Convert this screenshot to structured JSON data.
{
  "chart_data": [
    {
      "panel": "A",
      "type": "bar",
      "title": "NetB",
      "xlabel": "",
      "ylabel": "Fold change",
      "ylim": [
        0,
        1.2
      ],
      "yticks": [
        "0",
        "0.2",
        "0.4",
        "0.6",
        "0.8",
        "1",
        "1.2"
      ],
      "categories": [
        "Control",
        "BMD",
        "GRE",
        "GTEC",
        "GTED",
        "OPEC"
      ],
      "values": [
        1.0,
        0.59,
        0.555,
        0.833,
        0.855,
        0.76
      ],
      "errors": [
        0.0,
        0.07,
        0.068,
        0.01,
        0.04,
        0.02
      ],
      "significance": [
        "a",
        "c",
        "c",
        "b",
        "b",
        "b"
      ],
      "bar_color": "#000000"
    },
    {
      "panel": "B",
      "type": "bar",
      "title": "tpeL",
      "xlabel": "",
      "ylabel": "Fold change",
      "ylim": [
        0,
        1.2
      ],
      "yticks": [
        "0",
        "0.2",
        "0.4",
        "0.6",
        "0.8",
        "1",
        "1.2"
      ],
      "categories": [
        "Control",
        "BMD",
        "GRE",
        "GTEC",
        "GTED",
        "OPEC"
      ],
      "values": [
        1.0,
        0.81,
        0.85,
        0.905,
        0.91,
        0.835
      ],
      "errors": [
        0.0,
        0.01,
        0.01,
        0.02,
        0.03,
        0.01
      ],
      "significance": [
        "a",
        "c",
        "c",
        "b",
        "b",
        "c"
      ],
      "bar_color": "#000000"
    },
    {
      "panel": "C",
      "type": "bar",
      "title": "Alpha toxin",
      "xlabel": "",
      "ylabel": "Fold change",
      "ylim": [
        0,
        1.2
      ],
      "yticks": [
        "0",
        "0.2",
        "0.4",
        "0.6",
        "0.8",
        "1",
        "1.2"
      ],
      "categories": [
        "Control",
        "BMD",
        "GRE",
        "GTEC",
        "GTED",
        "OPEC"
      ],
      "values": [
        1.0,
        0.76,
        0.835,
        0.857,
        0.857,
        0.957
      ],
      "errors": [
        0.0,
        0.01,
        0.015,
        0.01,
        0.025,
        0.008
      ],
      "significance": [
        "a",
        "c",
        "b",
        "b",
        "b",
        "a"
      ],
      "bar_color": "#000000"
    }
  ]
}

Exercise requirements: Produce a precise copy of all the material above.

Finished task:
Convert this screenshot to structured JSON data.
{
  "chart_data": [
    {
      "panel": "A",
      "type": "bar",
      "title": "NetB",
      "xlabel": "",
      "ylabel": "Fold change",
      "ylim": [
        0,
        1.2
      ],
      "yticks": [
        "0",
        "0.2",
        "0.4",
        "0.6",
        "0.8",
        "1",
        "1.2"
      ],
      "categories": [
        "Control",
        "BMD",
        "GRE",
        "GTEC",
        "GTED",
        "OPEC"
      ],
      "values": [
        1.0,
        0.59,
        0.555,
        0.833,
        0.855,
        0.76
      ],
      "errors": [
        0.0,
        0.07,
        0.068,
        0.01,
        0.04,
        0.02
      ],
      "significance": [
        "a",
        "c",
        "c",
        "b",
        "b",
        "b"
      ],
      "bar_color": "#000000"
    },
    {
      "panel": "B",
      "type": "bar",
      "title": "tpeL",
      "xlabel": "",
      "ylabel": "Fold change",
      "ylim": [
        0,
        1.2
      ],
      "yticks": [
        "0",
        "0.2",
        "0.4",
        "0.6",
        "0.8",
        "1",
        "1.2"
      ],
      "categories": [
        "Control",
        "BMD",
        "GRE",
        "GTEC",
        "GTED",
        "OPEC"
      ],
      "values": [
        1.0,
        0.81,
        0.85,
        0.905,
        0.91,
        0.835
      ],
      "errors": [
        0.0,
        0.01,
        0.01,
        0.02,
        0.03,
        0.01
      ],
      "significance": [
        "a",
        "c",
        "c",
        "b",
        "b",
        "c"
      ],
      "bar_color": "#000000"
    },
    {
      "panel": "C",
      "type": "bar",
      "title": "Alpha toxin",
      "xlabel": "",
      "ylabel": "Fold change",
      "ylim": [
        0,
        1.2
      ],
      "yticks": [
        "0",
        "0.2",
        "0.4",
        "0.6",
        "0.8",
        "1",
        "1.2"
      ],
      "categories": [
        "Control",
        "BMD",
        "GRE",
        "GTEC",
        "GTED",
        "OPEC"
      ],
      "values": [
        1.0,
        0.76,
        0.835,
        0.857,
        0.857,
        0.957
      ],
      "errors": [
        0.0,
        0.01,
        0.015,
        0.01,
        0.025,
        0.008
      ],
      "significance": [
        "a",
        "c",
        "b",
        "b",
        "b",
        "a"
      ],
      "bar_color": "#000000"
    }
  ]
}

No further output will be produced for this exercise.